The problem »
Copy the items from the line containing "gender-cell: Female — [333, 230, 439, 255]" through the line containing "or-cell — [563, 155, 664, 180]", including both of those lines, without any changes.

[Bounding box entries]
— begin —
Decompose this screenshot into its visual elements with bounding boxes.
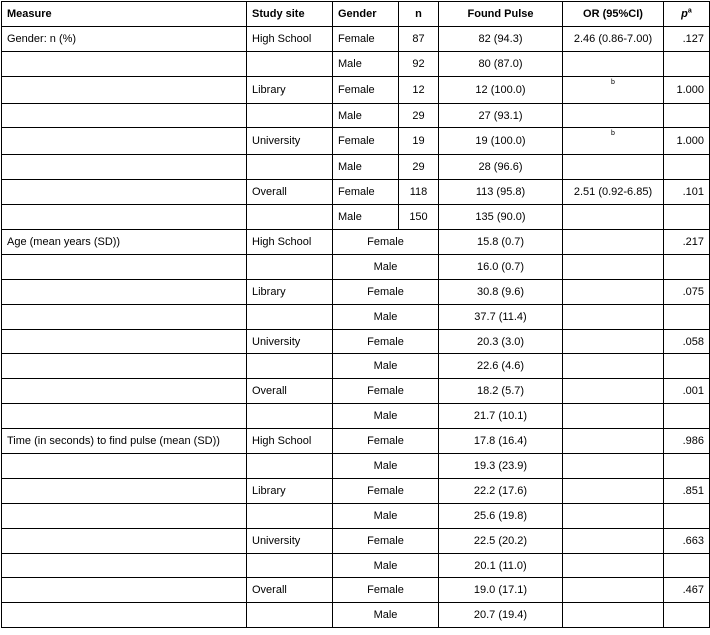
gender-cell: Female — [333, 230, 439, 255]
mean-sd-cell: 19.3 (23.9) — [439, 454, 563, 479]
gender-cell: Male — [333, 603, 439, 628]
header-n: n — [399, 2, 439, 27]
table-row — [2, 329, 710, 354]
p-value-cell: .075 — [664, 279, 710, 304]
header-p-label: p — [681, 7, 688, 20]
p-value-cell — [664, 205, 710, 230]
measure-cell — [2, 478, 247, 503]
study-site-cell: High School — [247, 26, 333, 51]
measure-cell — [2, 155, 247, 180]
or-cell — [563, 155, 664, 180]
study-site-cell: University — [247, 528, 333, 553]
found-pulse-cell: 28 (96.6) — [439, 155, 563, 180]
measure-cell — [2, 128, 247, 155]
found-pulse-cell: 12 (100.0) — [439, 76, 563, 103]
study-site-cell — [247, 354, 333, 379]
gender-cell: Male — [333, 354, 439, 379]
table-row — [2, 503, 710, 528]
found-pulse-cell: 80 (87.0) — [439, 51, 563, 76]
table-row — [2, 230, 710, 255]
or-cell — [563, 454, 664, 479]
or-cell — [563, 205, 664, 230]
study-site-cell — [247, 553, 333, 578]
mean-sd-cell: 22.5 (20.2) — [439, 528, 563, 553]
table-row — [2, 553, 710, 578]
table-row — [2, 528, 710, 553]
n-cell: 29 — [399, 155, 439, 180]
mean-sd-cell: 22.6 (4.6) — [439, 354, 563, 379]
mean-sd-cell: 20.3 (3.0) — [439, 329, 563, 354]
p-value-cell — [664, 503, 710, 528]
table-row — [2, 26, 710, 51]
gender-cell: Female — [333, 26, 399, 51]
measure-cell — [2, 180, 247, 205]
n-cell: 12 — [399, 76, 439, 103]
table-row — [2, 379, 710, 404]
header-or: OR (95%CI) — [563, 2, 664, 27]
gender-cell: Male — [333, 155, 399, 180]
header-measure: Measure — [2, 2, 247, 27]
age-section — [2, 230, 710, 429]
mean-sd-cell: 21.7 (10.1) — [439, 404, 563, 429]
or-cell — [563, 230, 664, 255]
gender-cell: Female — [333, 478, 439, 503]
p-value-cell: .217 — [664, 230, 710, 255]
study-site-cell — [247, 454, 333, 479]
p-value-cell — [664, 254, 710, 279]
table-row — [2, 103, 710, 128]
table-row — [2, 478, 710, 503]
p-value-cell — [664, 304, 710, 329]
study-site-cell — [247, 254, 333, 279]
gender-cell: Male — [333, 51, 399, 76]
measure-cell: Time (in seconds) to find pulse (mean (SD)) — [2, 429, 247, 454]
measure-cell — [2, 354, 247, 379]
p-value-cell: .851 — [664, 478, 710, 503]
gender-section — [2, 26, 710, 229]
measure-cell — [2, 76, 247, 103]
study-site-cell: Overall — [247, 180, 333, 205]
p-value-cell: .058 — [664, 329, 710, 354]
table-row — [2, 279, 710, 304]
time-section — [2, 429, 710, 628]
or-cell — [563, 279, 664, 304]
gender-cell: Male — [333, 254, 439, 279]
n-cell: 19 — [399, 128, 439, 155]
study-site-cell: High School — [247, 230, 333, 255]
gender-cell: Female — [333, 76, 399, 103]
table-row — [2, 254, 710, 279]
or-cell — [563, 429, 664, 454]
study-site-cell — [247, 103, 333, 128]
p-value-cell: .101 — [664, 180, 710, 205]
study-site-cell — [247, 304, 333, 329]
or-cell — [563, 304, 664, 329]
p-value-cell — [664, 603, 710, 628]
gender-cell: Female — [333, 429, 439, 454]
p-value-cell: .663 — [664, 528, 710, 553]
or-cell: 2.51 (0.92-6.85) — [563, 180, 664, 205]
study-site-cell — [247, 51, 333, 76]
table-row — [2, 76, 710, 103]
mean-sd-cell: 22.2 (17.6) — [439, 478, 563, 503]
or-cell — [563, 329, 664, 354]
n-cell: 118 — [399, 180, 439, 205]
table-row — [2, 51, 710, 76]
table-row — [2, 404, 710, 429]
measure-cell: Age (mean years (SD)) — [2, 230, 247, 255]
or-cell — [563, 51, 664, 76]
measure-cell — [2, 254, 247, 279]
n-cell: 87 — [399, 26, 439, 51]
measure-cell — [2, 553, 247, 578]
p-value-cell — [664, 404, 710, 429]
gender-cell: Female — [333, 528, 439, 553]
table-row — [2, 429, 710, 454]
or-cell — [563, 553, 664, 578]
n-cell: 29 — [399, 103, 439, 128]
mean-sd-cell: 25.6 (19.8) — [439, 503, 563, 528]
table-row — [2, 205, 710, 230]
found-pulse-cell: 19 (100.0) — [439, 128, 563, 155]
study-site-cell: High School — [247, 429, 333, 454]
gender-cell: Male — [333, 553, 439, 578]
or-cell — [563, 478, 664, 503]
study-site-cell: University — [247, 329, 333, 354]
or-superscript-cell: b — [563, 76, 664, 103]
mean-sd-cell: 17.8 (16.4) — [439, 429, 563, 454]
gender-cell: Female — [333, 180, 399, 205]
gender-cell: Male — [333, 404, 439, 429]
results-table — [1, 1, 710, 628]
study-site-cell — [247, 155, 333, 180]
n-cell: 150 — [399, 205, 439, 230]
gender-cell: Male — [333, 304, 439, 329]
or-cell — [563, 103, 664, 128]
study-site-cell: Overall — [247, 578, 333, 603]
p-value-cell: .127 — [664, 26, 710, 51]
table-row — [2, 155, 710, 180]
mean-sd-cell: 16.0 (0.7) — [439, 254, 563, 279]
gender-cell: Male — [333, 205, 399, 230]
mean-sd-cell: 37.7 (11.4) — [439, 304, 563, 329]
p-value-cell — [664, 155, 710, 180]
mean-sd-cell: 19.0 (17.1) — [439, 578, 563, 603]
p-value-cell — [664, 51, 710, 76]
or-cell — [563, 379, 664, 404]
study-site-cell: Library — [247, 76, 333, 103]
header-study-site: Study site — [247, 2, 333, 27]
header-p-superscript: a — [687, 7, 692, 15]
gender-cell: Male — [333, 103, 399, 128]
measure-cell: Gender: n (%) — [2, 26, 247, 51]
p-value-cell — [664, 354, 710, 379]
gender-cell: Female — [333, 329, 439, 354]
table-row — [2, 578, 710, 603]
or-cell — [563, 354, 664, 379]
found-pulse-cell: 27 (93.1) — [439, 103, 563, 128]
gender-cell: Male — [333, 503, 439, 528]
measure-cell — [2, 503, 247, 528]
table-row — [2, 128, 710, 155]
measure-cell — [2, 454, 247, 479]
mean-sd-cell: 20.7 (19.4) — [439, 603, 563, 628]
gender-cell: Female — [333, 128, 399, 155]
header-gender: Gender — [333, 2, 399, 27]
mean-sd-cell: 30.8 (9.6) — [439, 279, 563, 304]
measure-cell — [2, 329, 247, 354]
p-value-cell — [664, 103, 710, 128]
gender-cell: Female — [333, 379, 439, 404]
measure-cell — [2, 51, 247, 76]
table-row — [2, 304, 710, 329]
n-cell: 92 — [399, 51, 439, 76]
measure-cell — [2, 103, 247, 128]
p-value-cell — [664, 553, 710, 578]
gender-cell: Female — [333, 279, 439, 304]
measure-cell — [2, 205, 247, 230]
or-cell — [563, 503, 664, 528]
mean-sd-cell: 18.2 (5.7) — [439, 379, 563, 404]
or-cell — [563, 603, 664, 628]
p-value-cell: .986 — [664, 429, 710, 454]
study-site-cell: University — [247, 128, 333, 155]
or-superscript-cell: b — [563, 128, 664, 155]
p-value-cell — [664, 454, 710, 479]
or-cell — [563, 404, 664, 429]
study-site-cell: Library — [247, 279, 333, 304]
measure-cell — [2, 578, 247, 603]
header-row — [2, 2, 710, 27]
found-pulse-cell: 135 (90.0) — [439, 205, 563, 230]
measure-cell — [2, 603, 247, 628]
gender-cell: Female — [333, 578, 439, 603]
or-cell — [563, 254, 664, 279]
found-pulse-cell: 82 (94.3) — [439, 26, 563, 51]
header-found-pulse: Found Pulse — [439, 2, 563, 27]
study-site-cell — [247, 503, 333, 528]
table-row — [2, 603, 710, 628]
found-pulse-cell: 113 (95.8) — [439, 180, 563, 205]
measure-cell — [2, 304, 247, 329]
p-value-cell: 1.000 — [664, 128, 710, 155]
or-cell — [563, 578, 664, 603]
p-value-cell: .001 — [664, 379, 710, 404]
or-cell — [563, 528, 664, 553]
mean-sd-cell: 20.1 (11.0) — [439, 553, 563, 578]
measure-cell — [2, 404, 247, 429]
measure-cell — [2, 528, 247, 553]
or-cell: 2.46 (0.86-7.00) — [563, 26, 664, 51]
mean-sd-cell: 15.8 (0.7) — [439, 230, 563, 255]
measure-cell — [2, 279, 247, 304]
header-p — [664, 2, 710, 27]
p-value-cell: 1.000 — [664, 76, 710, 103]
p-value-cell: .467 — [664, 578, 710, 603]
table-row — [2, 354, 710, 379]
table-row — [2, 180, 710, 205]
study-site-cell: Library — [247, 478, 333, 503]
measure-cell — [2, 379, 247, 404]
study-site-cell — [247, 205, 333, 230]
gender-cell: Male — [333, 454, 439, 479]
table-row — [2, 454, 710, 479]
study-site-cell — [247, 404, 333, 429]
study-site-cell: Overall — [247, 379, 333, 404]
study-site-cell — [247, 603, 333, 628]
— end —
Worked answer »
gender-cell: Female — [333, 230, 439, 255]
mean-sd-cell: 19.3 (23.9) — [439, 454, 563, 479]
gender-cell: Male — [333, 603, 439, 628]
header-n: n — [399, 2, 439, 27]
table-row — [2, 329, 710, 354]
p-value-cell: .075 — [664, 279, 710, 304]
header-p-label: p — [681, 7, 688, 20]
p-value-cell — [664, 205, 710, 230]
measure-cell — [2, 478, 247, 503]
study-site-cell: High School — [247, 26, 333, 51]
measure-cell — [2, 155, 247, 180]
or-cell — [563, 155, 664, 180]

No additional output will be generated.